*Written problem 1*:
Reproduce the data file rows verbatim, from the first line of the rows through the line that contains "stacked-bar-segment-m5 — [2094, 908, 2143, 1030]", including both of those lines.

*Document excerpt*:
****
8.1.5. cltk.dependency package

Init for cltk.dependency.

8.1.5.1. Submodules

8.1.5.2. cltk.dependency.processes module

Process classes for accessing the Stanza project.

class cltk.dependency.processes.StanzaProcess(language=None)[source]

Bases: Process

A Process type to capture everything that the stanza project can do for a given language.

Note

stanza has only partial functionality available for some languages.

>>> from cltk.languages.example_texts import get_example_text
>>> process_stanza = StanzaProcess(language="lat")
>>> isinstance(process_stanza, StanzaProcess)
True
>>> from stanza.models.common.doc import Document
>>> output_doc = process_stanza.run(Doc(raw=get_example_text("lat")))
>>> isinstance(output_doc.stanza_doc, Document)
True
language: str = None
algorithm
run(input_doc)[source]
Return type:

Doc

static stanza_to_cltk_word_type(stanza_doc)[source]

Take an entire stanza document, extract each word, and encode it in the way expected by the CLTK’s Word type.

>>> from cltk.dependency.processes import StanzaProcess
>>> from cltk.languages.example_texts import get_example_text
>>> process_stanza = StanzaProcess(language="lat")
>>> cltk_words = process_stanza.run(Doc(raw=get_example_text("lat"))).words
>>> isinstance(cltk_words, list)
True
>>> isinstance(cltk_words[0], Word)
True
>>> cltk_words[0]
 Word(index_char_start=None, index_char_stop=None, index_token=0, index_sentence=0, string='Gallia', pos=noun, lemma='Gallia', stem=None, scansion=None, xpos='A1|grn1|casA|gen2', upos='NOUN', dependency_relation='nsubj', governor=1, features={Case: [nominative], Gender: [feminine], InflClass: [ind_eur_a], Number: [singular]}, category={F: [neg], N: [pos], V: [neg]}, stop=None, named_entity=None, syllables=None, phonetic_transcription=None, definition=None)
class cltk.dependency.processes.GreekStanzaProcess(language='grc', description='Default process for Stanza for the Ancient Greek language.', authorship_info='``LatinSpacyProcess`` using Stanza model by Stanford University from https://stanfordnlp.github.io/stanza/ . Please cite: https://arxiv.org/abs/2003.07082')[source]

Bases: StanzaProcess

Stanza processor for Ancient Greek.
****
Part of a data file:
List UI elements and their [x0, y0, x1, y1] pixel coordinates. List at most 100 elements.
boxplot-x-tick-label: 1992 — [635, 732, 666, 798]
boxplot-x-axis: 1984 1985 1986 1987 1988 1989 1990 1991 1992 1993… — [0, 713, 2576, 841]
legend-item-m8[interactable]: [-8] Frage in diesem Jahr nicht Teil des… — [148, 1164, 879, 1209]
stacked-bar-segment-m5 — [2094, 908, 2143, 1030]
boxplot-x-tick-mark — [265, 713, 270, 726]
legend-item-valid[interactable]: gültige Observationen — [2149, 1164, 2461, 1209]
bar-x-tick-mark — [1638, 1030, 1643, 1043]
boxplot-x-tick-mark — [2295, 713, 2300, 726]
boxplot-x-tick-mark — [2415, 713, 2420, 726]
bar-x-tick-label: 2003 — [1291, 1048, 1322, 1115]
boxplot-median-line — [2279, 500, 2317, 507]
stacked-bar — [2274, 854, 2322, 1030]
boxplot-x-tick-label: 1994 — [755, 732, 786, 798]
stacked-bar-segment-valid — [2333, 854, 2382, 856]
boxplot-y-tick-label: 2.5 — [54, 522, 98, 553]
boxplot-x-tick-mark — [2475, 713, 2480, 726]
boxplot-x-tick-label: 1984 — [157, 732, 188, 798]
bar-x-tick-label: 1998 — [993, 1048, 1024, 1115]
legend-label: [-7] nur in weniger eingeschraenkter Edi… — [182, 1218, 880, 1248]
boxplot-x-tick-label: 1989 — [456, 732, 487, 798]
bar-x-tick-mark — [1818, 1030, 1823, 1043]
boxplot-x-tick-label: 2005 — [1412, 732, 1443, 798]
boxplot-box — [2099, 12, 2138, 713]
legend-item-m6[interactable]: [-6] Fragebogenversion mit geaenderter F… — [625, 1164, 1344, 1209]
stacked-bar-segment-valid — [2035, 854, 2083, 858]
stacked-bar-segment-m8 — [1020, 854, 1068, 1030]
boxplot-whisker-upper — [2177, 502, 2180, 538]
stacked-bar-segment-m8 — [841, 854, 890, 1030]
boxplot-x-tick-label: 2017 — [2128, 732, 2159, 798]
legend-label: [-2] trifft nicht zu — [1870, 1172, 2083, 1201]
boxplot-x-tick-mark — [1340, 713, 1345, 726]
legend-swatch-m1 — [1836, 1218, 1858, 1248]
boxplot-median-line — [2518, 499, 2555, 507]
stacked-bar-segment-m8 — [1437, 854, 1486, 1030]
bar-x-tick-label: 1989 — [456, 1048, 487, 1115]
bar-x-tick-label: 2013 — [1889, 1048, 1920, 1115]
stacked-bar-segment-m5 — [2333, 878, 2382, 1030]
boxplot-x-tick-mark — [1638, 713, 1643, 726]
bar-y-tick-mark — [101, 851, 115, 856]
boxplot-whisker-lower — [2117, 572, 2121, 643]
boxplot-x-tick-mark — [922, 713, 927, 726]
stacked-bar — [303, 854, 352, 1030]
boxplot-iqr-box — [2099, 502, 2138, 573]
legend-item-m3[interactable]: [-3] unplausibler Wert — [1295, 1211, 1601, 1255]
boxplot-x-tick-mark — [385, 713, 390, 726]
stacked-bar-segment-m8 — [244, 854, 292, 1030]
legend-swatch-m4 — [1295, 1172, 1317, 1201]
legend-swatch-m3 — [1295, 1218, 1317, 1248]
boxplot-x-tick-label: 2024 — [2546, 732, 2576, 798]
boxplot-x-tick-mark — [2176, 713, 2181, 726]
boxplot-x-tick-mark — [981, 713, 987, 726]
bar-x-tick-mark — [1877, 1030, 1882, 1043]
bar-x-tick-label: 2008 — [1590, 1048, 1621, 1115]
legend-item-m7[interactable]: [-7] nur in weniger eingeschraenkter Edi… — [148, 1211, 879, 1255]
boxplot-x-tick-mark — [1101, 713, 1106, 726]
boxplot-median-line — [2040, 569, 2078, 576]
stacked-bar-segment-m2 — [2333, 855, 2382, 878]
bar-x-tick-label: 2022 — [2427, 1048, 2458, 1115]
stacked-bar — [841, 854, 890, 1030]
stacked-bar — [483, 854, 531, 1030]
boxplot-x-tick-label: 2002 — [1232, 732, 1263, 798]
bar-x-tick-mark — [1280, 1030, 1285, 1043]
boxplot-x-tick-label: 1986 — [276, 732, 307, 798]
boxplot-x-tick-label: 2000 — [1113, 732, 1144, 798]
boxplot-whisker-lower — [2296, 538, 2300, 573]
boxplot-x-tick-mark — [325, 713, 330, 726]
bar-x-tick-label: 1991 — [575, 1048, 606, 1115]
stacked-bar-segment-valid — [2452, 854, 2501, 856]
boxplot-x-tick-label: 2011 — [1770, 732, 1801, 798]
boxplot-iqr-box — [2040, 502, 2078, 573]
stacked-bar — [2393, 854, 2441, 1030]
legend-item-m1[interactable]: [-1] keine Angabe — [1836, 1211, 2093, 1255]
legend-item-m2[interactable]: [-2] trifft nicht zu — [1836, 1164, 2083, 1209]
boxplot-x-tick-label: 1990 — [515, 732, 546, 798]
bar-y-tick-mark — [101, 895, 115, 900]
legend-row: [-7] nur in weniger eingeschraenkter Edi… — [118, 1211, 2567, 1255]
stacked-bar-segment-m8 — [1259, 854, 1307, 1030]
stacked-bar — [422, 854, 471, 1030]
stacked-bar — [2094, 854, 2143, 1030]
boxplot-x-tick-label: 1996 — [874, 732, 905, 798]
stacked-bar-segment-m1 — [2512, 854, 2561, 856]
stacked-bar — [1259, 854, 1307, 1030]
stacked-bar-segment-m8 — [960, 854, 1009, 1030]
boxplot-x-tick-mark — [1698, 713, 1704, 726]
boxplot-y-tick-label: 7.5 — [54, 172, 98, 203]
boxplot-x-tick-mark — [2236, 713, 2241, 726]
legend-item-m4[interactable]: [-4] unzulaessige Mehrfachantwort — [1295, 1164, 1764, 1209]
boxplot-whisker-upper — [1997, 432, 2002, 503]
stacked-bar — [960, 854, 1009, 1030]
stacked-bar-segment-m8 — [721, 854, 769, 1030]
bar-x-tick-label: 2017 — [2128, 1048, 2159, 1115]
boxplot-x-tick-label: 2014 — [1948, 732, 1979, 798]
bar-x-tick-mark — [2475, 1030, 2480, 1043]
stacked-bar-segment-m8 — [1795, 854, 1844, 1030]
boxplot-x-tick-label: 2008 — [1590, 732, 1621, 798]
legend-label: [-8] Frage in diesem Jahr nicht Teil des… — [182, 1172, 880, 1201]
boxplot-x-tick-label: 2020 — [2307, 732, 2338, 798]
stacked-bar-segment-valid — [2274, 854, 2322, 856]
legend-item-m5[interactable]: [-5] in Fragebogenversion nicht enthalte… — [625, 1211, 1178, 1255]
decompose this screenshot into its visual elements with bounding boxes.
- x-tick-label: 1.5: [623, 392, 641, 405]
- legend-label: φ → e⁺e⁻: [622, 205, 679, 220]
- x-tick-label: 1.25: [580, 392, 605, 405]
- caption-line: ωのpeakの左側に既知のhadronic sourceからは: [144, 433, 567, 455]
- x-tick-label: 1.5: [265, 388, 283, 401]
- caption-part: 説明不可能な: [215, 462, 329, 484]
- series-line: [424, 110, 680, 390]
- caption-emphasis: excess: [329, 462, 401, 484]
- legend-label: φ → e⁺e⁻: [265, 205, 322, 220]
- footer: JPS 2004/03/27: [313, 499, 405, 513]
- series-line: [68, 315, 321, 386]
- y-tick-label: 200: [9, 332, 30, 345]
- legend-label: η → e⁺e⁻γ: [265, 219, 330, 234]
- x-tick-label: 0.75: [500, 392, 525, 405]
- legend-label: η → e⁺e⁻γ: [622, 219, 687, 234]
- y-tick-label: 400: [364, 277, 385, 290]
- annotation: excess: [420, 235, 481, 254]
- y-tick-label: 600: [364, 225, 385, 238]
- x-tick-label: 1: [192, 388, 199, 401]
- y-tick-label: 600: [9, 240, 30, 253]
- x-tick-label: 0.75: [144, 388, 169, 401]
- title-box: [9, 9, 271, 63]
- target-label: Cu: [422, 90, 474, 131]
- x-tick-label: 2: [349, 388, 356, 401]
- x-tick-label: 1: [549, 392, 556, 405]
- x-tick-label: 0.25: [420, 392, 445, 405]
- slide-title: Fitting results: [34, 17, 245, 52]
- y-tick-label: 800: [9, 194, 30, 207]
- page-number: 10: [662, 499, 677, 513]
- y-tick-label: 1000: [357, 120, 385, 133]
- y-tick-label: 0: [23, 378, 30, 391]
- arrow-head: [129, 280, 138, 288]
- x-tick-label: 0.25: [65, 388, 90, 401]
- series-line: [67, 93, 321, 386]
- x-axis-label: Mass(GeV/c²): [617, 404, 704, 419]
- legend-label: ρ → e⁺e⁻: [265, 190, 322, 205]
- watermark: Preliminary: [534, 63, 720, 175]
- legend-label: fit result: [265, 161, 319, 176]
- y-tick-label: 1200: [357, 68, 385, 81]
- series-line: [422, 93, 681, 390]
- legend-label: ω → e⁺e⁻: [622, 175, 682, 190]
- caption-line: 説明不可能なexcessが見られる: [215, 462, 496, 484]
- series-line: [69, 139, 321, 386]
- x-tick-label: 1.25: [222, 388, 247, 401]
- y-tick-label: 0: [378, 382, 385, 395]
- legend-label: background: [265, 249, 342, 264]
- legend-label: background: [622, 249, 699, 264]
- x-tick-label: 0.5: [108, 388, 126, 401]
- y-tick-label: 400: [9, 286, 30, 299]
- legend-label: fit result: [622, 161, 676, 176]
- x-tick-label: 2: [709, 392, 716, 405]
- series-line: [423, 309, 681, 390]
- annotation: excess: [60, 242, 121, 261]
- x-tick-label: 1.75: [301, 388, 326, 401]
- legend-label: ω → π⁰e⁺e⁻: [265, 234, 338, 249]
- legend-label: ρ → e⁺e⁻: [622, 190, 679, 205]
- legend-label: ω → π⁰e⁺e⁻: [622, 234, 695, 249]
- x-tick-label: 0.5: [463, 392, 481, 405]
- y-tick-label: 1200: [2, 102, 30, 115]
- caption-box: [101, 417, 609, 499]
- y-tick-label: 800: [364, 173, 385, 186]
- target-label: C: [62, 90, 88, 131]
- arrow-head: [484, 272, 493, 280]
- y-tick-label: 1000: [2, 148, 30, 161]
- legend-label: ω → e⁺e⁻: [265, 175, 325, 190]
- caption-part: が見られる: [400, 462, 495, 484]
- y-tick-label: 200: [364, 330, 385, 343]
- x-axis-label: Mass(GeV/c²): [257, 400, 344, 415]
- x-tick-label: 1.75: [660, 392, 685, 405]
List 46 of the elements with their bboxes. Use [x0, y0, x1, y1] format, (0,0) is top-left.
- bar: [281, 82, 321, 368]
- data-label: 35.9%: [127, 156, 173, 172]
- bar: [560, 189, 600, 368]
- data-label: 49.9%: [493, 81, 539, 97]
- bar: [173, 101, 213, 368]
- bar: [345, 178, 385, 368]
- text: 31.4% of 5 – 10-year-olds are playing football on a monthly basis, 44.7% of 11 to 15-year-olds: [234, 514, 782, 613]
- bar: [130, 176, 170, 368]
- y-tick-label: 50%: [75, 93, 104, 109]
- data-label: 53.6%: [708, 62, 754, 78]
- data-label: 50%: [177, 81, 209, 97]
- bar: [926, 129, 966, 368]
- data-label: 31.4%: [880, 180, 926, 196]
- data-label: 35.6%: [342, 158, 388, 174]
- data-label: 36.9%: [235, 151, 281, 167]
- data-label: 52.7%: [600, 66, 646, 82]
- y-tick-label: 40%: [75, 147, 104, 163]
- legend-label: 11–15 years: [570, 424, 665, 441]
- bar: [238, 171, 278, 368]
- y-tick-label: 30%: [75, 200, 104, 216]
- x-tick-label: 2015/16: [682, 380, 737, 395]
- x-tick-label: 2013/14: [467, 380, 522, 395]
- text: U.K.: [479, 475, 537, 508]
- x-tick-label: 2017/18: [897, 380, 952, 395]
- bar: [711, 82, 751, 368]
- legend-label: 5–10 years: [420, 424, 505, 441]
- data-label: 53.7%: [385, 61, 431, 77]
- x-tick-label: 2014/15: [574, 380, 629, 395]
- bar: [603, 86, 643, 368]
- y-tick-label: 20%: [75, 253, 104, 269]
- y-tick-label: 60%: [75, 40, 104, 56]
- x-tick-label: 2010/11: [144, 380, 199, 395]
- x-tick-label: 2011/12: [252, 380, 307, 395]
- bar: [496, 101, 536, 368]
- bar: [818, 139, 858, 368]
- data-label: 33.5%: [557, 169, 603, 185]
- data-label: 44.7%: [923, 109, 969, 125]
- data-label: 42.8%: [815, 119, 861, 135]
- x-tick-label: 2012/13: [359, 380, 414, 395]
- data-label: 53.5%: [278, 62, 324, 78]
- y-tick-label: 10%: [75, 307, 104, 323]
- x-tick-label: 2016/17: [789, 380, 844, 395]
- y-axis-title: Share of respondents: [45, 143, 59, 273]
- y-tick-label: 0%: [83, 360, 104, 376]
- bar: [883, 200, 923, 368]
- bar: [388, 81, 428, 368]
****
*Written problem 2*:
Decide whether each statement below agrees with the cltk.dependency documentation, and answer yes or no, quoting the words from the documentation that settle it. (a) The StanzaProcess class is based on Process. (b) GreekStanzaProcess uses 'lat' as its default language. (c) Stanza offers full functionality for every language.

*Exercise output 1*:
List UI elements and their [x0, y0, x1, y1] pixel coordinates. List at most 100 elements.
boxplot-x-tick-label: 1992 — [635, 732, 666, 798]
boxplot-x-axis: 1984 1985 1986 1987 1988 1989 1990 1991 1992 1993… — [0, 713, 2576, 841]
legend-item-m8[interactable]: [-8] Frage in diesem Jahr nicht Teil des… — [148, 1164, 879, 1209]
stacked-bar-segment-m5 — [2094, 908, 2143, 1030]

*Exercise output 2*:
(a) Yes: "Bases: Process"
(b) No: "language='grc'"
(c) No: "stanza has only partial functionality available for some languages."